Goal: Omit the pictures, then write out every entry exactly as it reads.

Data entries for graphics:
━━━━━━
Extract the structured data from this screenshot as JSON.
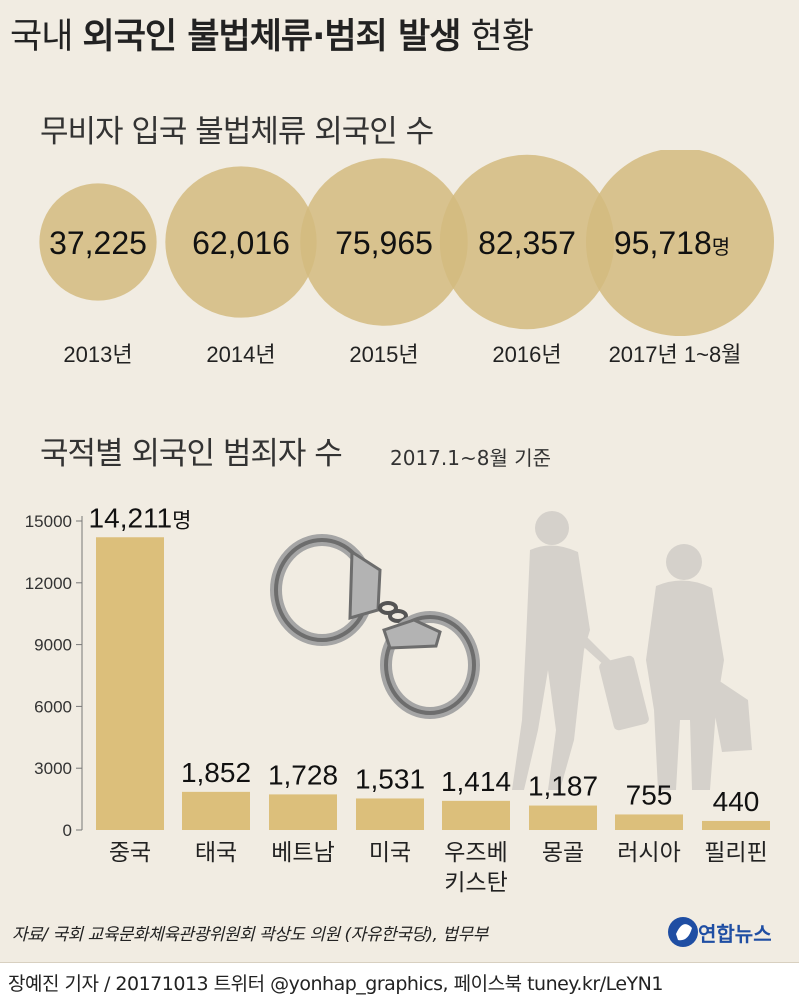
{
  "header": {
    "title_pre": "국내 ",
    "title_bold": "외국인 불법체류·범죄 발생",
    "title_post": " 현황"
  },
  "colors": {
    "background": "#f1ece2",
    "circle": "#d4bb7f",
    "circle_overlap": "#c2a766",
    "bar": "#dcbf7b",
    "logo": "#1f4ea3"
  },
  "chart_data": [
    {
      "type": "bubble",
      "title": "무비자 입국 불법체류 외국인 수",
      "categories": [
        "2013년",
        "2014년",
        "2015년",
        "2016년",
        "2017년 1~8월"
      ],
      "values": [
        37225,
        62016,
        75965,
        82357,
        95718
      ],
      "value_labels": [
        "37,225",
        "62,016",
        "75,965",
        "82,357",
        "95,718"
      ],
      "unit": "명"
    },
    {
      "type": "bar",
      "title": "국적별 외국인 범죄자 수",
      "subtitle": "2017.1~8월 기준",
      "categories": [
        "중국",
        "태국",
        "베트남",
        "미국",
        "우즈베 키스탄",
        "몽골",
        "러시아",
        "필리핀"
      ],
      "values": [
        14211,
        1852,
        1728,
        1531,
        1414,
        1187,
        755,
        440
      ],
      "value_labels": [
        "14,211",
        "1,852",
        "1,728",
        "1,531",
        "1,414",
        "1,187",
        "755",
        "440"
      ],
      "unit": "명",
      "yticks": [
        "15000",
        "12000",
        "9000",
        "6000",
        "3000",
        "0"
      ],
      "ylim": [
        0,
        15000
      ],
      "grid": false
    }
  ],
  "footer": {
    "source": "자료/ 국회 교육문화체육관광위원회 곽상도 의원 (자유한국당), 법무부",
    "credit": "장예진 기자 / 20171013 트위터 @yonhap_graphics, 페이스북 tuney.kr/LeYN1",
    "logo_text": "연합뉴스",
    "logo_icon": "yonhap-globe-icon"
  }
}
━━━━━━
Exercise response:
Extract the structured data from this screenshot as JSON.
{
  "header": {
    "title_pre": "국내 ",
    "title_bold": "외국인 불법체류·범죄 발생",
    "title_post": " 현황"
  },
  "colors": {
    "background": "#f1ece2",
    "circle": "#d4bb7f",
    "circle_overlap": "#c2a766",
    "bar": "#dcbf7b",
    "logo": "#1f4ea3"
  },
  "chart_data": [
    {
      "type": "bubble",
      "title": "무비자 입국 불법체류 외국인 수",
      "categories": [
        "2013년",
        "2014년",
        "2015년",
        "2016년",
        "2017년 1~8월"
      ],
      "values": [
        37225,
        62016,
        75965,
        82357,
        95718
      ],
      "value_labels": [
        "37,225",
        "62,016",
        "75,965",
        "82,357",
        "95,718"
      ],
      "unit": "명"
    },
    {
      "type": "bar",
      "title": "국적별 외국인 범죄자 수",
      "subtitle": "2017.1~8월 기준",
      "categories": [
        "중국",
        "태국",
        "베트남",
        "미국",
        "우즈베 키스탄",
        "몽골",
        "러시아",
        "필리핀"
      ],
      "values": [
        14211,
        1852,
        1728,
        1531,
        1414,
        1187,
        755,
        440
      ],
      "value_labels": [
        "14,211",
        "1,852",
        "1,728",
        "1,531",
        "1,414",
        "1,187",
        "755",
        "440"
      ],
      "unit": "명",
      "yticks": [
        "15000",
        "12000",
        "9000",
        "6000",
        "3000",
        "0"
      ],
      "ylim": [
        0,
        15000
      ],
      "grid": false
    }
  ],
  "footer": {
    "source": "자료/ 국회 교육문화체육관광위원회 곽상도 의원 (자유한국당), 법무부",
    "credit": "장예진 기자 / 20171013 트위터 @yonhap_graphics, 페이스북 tuney.kr/LeYN1",
    "logo_text": "연합뉴스",
    "logo_icon": "yonhap-globe-icon"
  }
}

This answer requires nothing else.